Stored records:
○ ○ ○
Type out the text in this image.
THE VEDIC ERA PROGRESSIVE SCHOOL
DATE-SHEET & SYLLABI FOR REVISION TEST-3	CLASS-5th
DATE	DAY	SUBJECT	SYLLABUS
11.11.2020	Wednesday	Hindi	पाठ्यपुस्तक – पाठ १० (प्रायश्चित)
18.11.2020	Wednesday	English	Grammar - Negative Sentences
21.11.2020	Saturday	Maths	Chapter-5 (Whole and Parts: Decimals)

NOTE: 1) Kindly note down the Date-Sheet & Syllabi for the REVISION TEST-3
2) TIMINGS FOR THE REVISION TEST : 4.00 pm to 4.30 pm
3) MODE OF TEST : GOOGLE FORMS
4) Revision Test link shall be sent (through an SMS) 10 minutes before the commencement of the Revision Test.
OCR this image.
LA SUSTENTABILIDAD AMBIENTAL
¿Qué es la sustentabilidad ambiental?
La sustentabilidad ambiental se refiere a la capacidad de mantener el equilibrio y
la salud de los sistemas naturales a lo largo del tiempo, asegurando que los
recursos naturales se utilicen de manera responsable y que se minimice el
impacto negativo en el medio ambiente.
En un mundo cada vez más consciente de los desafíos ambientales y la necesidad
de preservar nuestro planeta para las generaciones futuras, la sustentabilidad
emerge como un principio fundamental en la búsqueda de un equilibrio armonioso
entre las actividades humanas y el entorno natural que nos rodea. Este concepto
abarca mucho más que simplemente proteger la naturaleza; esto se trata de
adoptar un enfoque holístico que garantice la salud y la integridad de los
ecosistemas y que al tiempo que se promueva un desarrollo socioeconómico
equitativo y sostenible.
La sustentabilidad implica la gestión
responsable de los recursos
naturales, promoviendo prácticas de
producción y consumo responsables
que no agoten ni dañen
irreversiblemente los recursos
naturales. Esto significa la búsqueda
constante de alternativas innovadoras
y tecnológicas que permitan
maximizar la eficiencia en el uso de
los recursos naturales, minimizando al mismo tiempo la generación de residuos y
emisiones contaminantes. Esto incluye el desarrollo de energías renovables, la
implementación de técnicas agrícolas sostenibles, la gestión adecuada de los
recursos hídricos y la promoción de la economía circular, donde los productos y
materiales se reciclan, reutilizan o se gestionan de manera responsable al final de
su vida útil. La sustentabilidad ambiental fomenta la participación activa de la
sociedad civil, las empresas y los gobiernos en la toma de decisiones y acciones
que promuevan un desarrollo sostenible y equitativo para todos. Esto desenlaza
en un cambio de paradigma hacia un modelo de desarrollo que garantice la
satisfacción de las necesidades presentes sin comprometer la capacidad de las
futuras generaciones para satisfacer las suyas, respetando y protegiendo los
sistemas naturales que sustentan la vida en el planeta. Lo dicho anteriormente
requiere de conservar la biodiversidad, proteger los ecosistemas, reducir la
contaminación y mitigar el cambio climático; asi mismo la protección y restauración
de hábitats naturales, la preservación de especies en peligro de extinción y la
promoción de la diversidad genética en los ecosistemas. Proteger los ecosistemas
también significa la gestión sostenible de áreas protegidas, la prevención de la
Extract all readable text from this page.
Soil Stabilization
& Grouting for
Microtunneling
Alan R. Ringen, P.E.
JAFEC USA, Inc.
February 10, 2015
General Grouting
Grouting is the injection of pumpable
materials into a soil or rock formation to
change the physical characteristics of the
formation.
○ ○ ○
WHAT YOU WILL DO: Read through the entries and copy each line in which "ecosistemas" appears.

RESULT BELOW:
ecosistemas y que al tiempo que se promueva un desarrollo socioeconómico
requiere de conservar la biodiversidad, proteger los ecosistemas, reducir la
promoción de la diversidad genética en los ecosistemas. Proteger los ecosistemas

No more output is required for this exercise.